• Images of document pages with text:
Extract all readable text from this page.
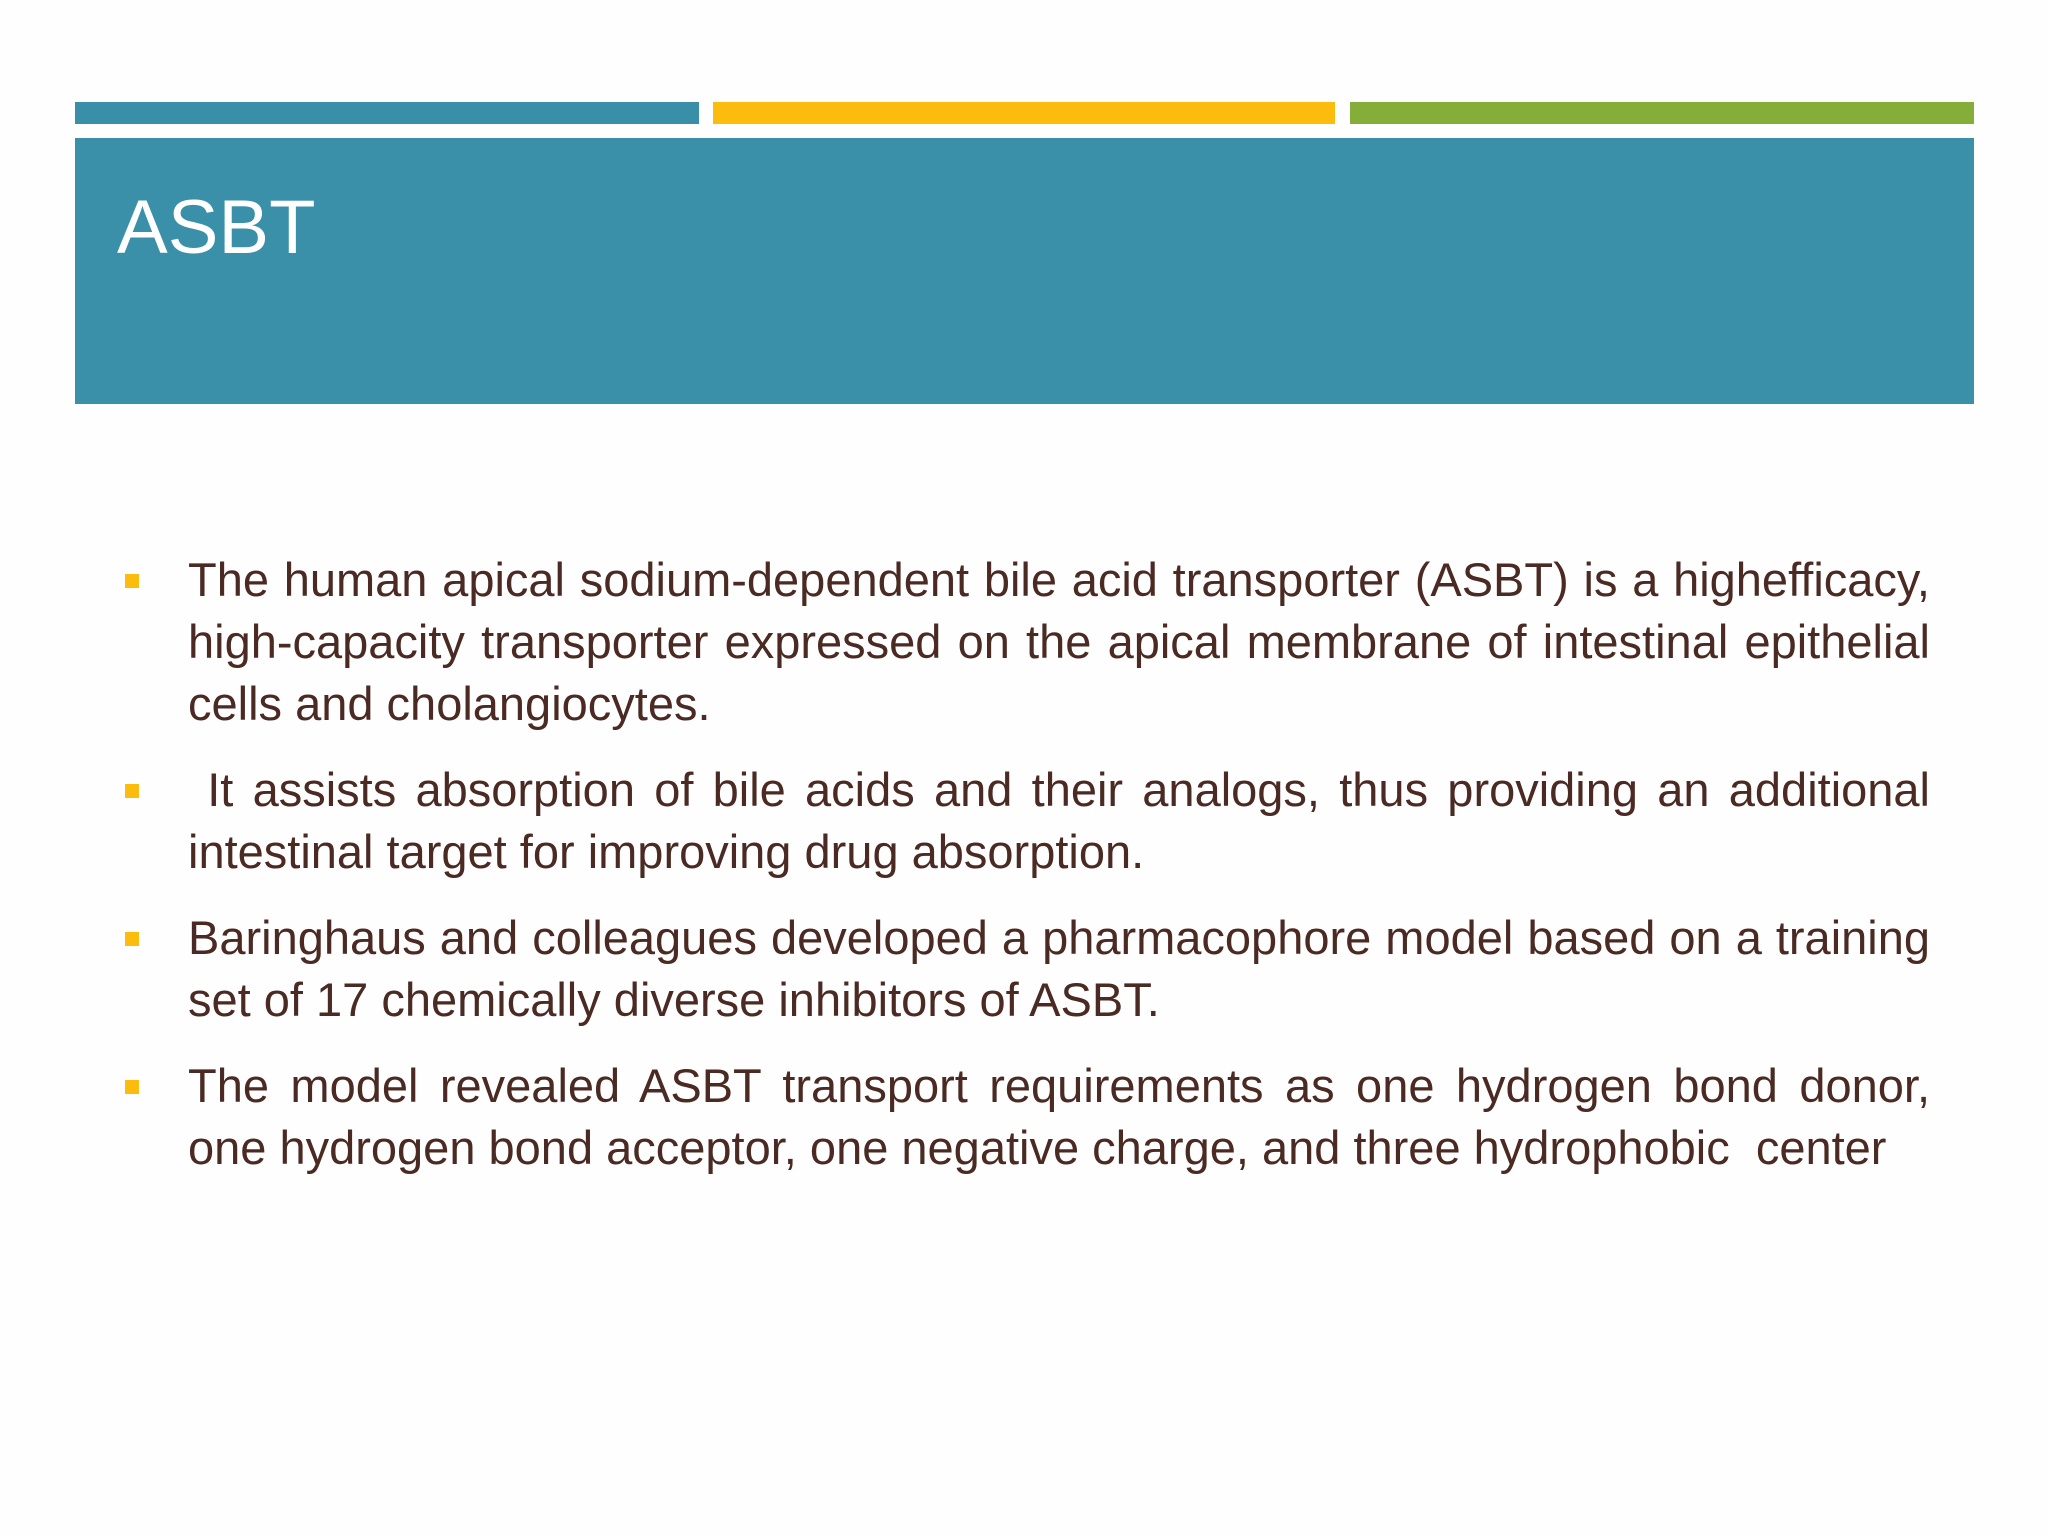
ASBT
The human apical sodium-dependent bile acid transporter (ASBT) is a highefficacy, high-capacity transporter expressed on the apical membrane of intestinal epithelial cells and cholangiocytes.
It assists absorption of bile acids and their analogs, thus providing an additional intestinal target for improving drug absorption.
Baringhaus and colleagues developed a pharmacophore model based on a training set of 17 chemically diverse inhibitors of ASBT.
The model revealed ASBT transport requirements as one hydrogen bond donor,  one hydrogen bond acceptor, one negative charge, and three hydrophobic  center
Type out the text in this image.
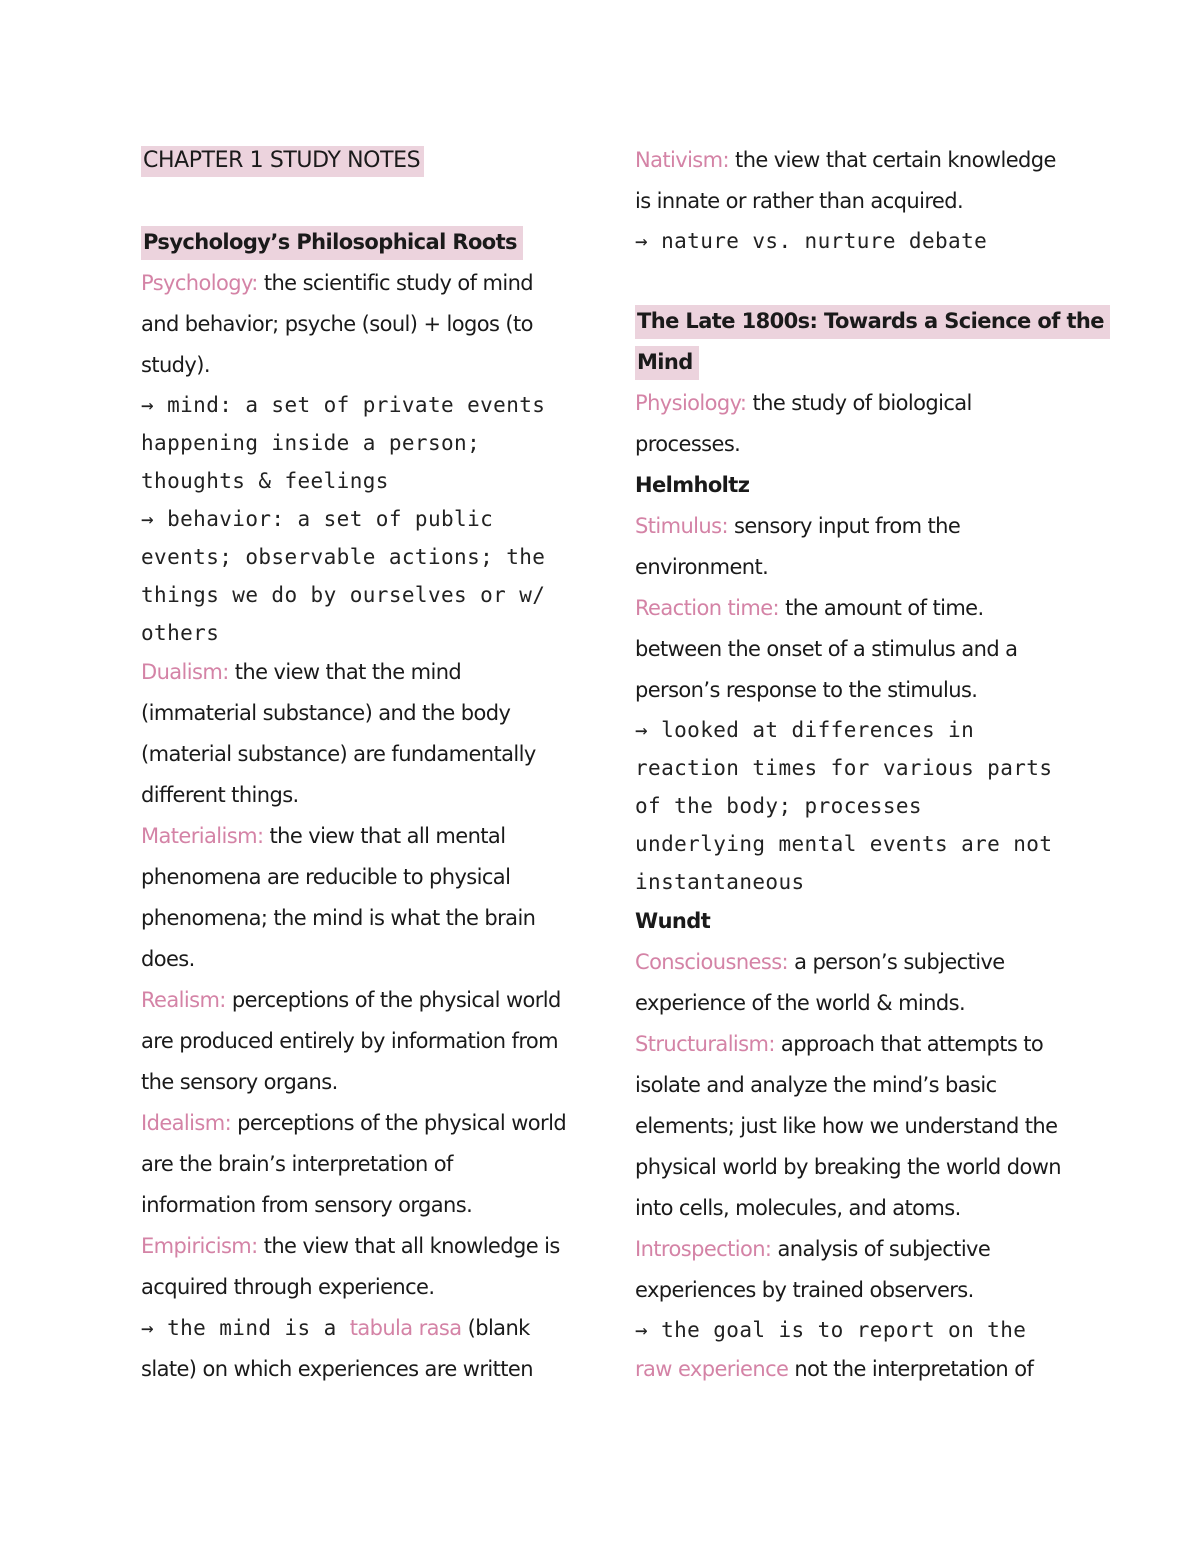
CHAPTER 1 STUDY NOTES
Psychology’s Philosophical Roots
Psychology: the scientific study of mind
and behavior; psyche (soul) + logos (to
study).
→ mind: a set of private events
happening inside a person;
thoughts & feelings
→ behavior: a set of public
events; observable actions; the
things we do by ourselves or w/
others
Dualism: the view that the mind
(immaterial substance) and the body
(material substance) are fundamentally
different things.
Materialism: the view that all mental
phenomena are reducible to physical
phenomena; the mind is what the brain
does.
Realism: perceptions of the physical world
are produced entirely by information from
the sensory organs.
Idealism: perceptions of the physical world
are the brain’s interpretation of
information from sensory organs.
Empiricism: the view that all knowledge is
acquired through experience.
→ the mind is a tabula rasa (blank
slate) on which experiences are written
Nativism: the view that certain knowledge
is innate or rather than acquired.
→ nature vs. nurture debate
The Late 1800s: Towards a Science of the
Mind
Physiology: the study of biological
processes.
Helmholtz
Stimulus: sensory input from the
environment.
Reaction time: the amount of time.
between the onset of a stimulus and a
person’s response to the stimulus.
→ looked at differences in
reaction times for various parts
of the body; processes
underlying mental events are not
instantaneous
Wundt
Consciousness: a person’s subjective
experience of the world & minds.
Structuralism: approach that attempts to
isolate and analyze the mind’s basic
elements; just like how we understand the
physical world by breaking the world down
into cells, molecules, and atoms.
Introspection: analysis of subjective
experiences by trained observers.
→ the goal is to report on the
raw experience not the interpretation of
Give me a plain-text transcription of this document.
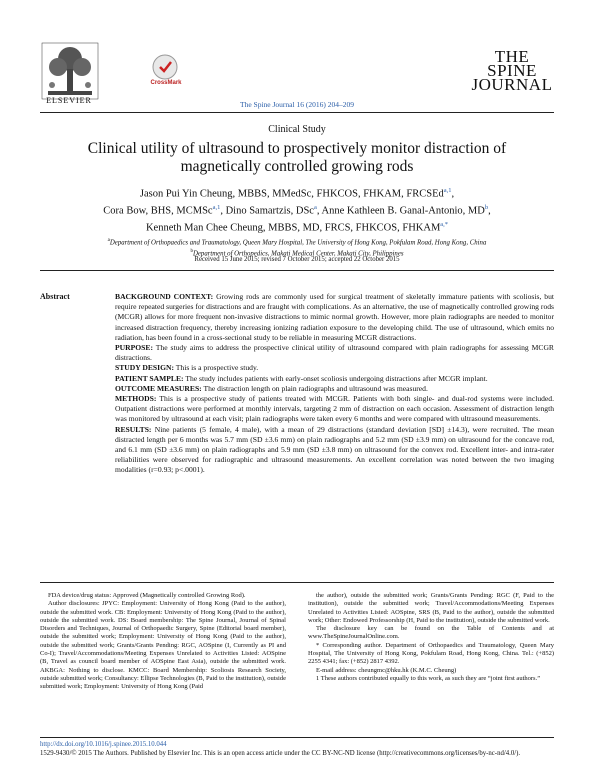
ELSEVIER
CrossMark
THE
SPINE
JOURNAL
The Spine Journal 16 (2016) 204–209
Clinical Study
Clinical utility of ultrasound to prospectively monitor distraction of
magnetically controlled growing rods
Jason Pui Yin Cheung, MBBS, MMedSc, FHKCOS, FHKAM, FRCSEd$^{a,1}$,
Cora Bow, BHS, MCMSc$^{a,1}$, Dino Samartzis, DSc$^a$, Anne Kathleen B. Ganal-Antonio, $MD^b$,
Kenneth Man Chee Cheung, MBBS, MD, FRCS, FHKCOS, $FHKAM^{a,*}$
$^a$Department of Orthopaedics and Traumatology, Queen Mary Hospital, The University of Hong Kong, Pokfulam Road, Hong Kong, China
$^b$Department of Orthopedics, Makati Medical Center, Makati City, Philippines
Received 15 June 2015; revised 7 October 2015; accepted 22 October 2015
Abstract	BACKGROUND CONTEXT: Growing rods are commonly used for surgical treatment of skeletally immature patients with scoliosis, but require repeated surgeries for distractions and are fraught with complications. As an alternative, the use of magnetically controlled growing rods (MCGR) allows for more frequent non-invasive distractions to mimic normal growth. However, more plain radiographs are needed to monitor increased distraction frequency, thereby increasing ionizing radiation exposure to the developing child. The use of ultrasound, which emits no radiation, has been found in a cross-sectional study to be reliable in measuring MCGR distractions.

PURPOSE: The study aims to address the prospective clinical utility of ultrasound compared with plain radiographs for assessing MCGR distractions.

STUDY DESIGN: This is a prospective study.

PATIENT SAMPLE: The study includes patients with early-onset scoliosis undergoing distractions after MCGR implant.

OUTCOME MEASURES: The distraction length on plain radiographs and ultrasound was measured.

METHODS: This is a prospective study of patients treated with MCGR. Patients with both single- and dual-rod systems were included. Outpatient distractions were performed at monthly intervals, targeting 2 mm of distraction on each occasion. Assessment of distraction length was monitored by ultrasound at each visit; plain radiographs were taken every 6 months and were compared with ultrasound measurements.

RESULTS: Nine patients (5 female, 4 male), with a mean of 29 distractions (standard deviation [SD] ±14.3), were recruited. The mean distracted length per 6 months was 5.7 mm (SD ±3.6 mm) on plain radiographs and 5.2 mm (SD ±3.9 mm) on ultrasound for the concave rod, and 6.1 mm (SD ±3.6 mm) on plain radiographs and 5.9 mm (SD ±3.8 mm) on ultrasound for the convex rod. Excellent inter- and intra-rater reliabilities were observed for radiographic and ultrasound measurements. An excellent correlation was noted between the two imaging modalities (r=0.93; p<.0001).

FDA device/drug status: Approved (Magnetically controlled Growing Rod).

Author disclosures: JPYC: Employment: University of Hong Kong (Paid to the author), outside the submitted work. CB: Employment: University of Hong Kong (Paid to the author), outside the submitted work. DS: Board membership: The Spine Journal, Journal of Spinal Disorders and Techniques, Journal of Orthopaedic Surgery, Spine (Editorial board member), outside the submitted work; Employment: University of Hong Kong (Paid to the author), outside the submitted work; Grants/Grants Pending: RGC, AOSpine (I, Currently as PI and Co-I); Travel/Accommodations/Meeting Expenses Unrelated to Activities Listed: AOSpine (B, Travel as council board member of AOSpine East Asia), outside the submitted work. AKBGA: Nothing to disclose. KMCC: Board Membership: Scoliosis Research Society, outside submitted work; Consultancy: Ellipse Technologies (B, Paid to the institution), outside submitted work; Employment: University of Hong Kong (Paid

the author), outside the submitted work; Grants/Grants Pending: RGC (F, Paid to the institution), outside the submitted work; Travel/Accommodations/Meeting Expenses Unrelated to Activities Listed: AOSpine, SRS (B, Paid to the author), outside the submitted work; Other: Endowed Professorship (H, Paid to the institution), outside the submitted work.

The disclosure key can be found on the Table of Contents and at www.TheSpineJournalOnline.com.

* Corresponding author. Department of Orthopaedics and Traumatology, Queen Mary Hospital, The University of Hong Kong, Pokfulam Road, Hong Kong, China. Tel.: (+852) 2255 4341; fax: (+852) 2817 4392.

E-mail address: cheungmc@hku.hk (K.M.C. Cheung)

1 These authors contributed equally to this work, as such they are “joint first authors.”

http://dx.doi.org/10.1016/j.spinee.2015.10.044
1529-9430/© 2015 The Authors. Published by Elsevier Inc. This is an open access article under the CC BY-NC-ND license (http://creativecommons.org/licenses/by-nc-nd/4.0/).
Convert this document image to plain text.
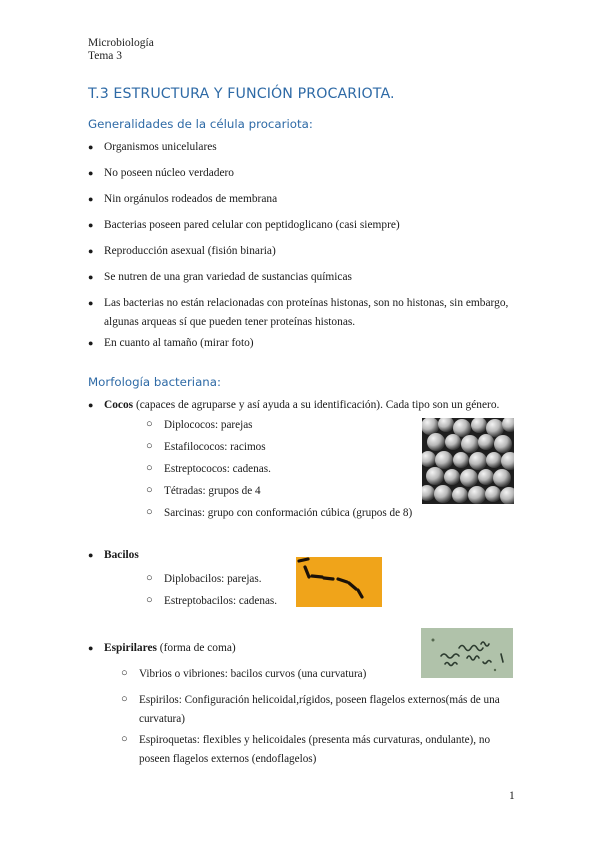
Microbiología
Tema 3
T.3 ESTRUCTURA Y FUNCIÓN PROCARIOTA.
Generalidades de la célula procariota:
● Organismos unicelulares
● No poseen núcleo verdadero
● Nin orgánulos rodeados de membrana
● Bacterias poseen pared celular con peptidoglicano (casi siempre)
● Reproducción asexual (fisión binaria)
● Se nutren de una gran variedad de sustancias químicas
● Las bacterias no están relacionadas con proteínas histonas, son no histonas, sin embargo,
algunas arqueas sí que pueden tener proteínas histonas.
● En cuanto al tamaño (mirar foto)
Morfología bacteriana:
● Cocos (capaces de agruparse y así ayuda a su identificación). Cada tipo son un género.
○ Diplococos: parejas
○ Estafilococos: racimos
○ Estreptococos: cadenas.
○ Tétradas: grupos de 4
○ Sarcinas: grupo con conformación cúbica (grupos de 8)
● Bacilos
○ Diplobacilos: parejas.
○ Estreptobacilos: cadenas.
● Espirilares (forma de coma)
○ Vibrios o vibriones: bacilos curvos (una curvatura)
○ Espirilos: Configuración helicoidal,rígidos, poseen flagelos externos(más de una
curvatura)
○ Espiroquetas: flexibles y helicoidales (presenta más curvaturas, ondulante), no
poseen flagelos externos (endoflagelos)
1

• REQUIREMENT:
Show me every line in the data above that includes "cadenas".

• RESPONSE:
○ Estreptococos: cadenas.
○ Estreptobacilos: cadenas.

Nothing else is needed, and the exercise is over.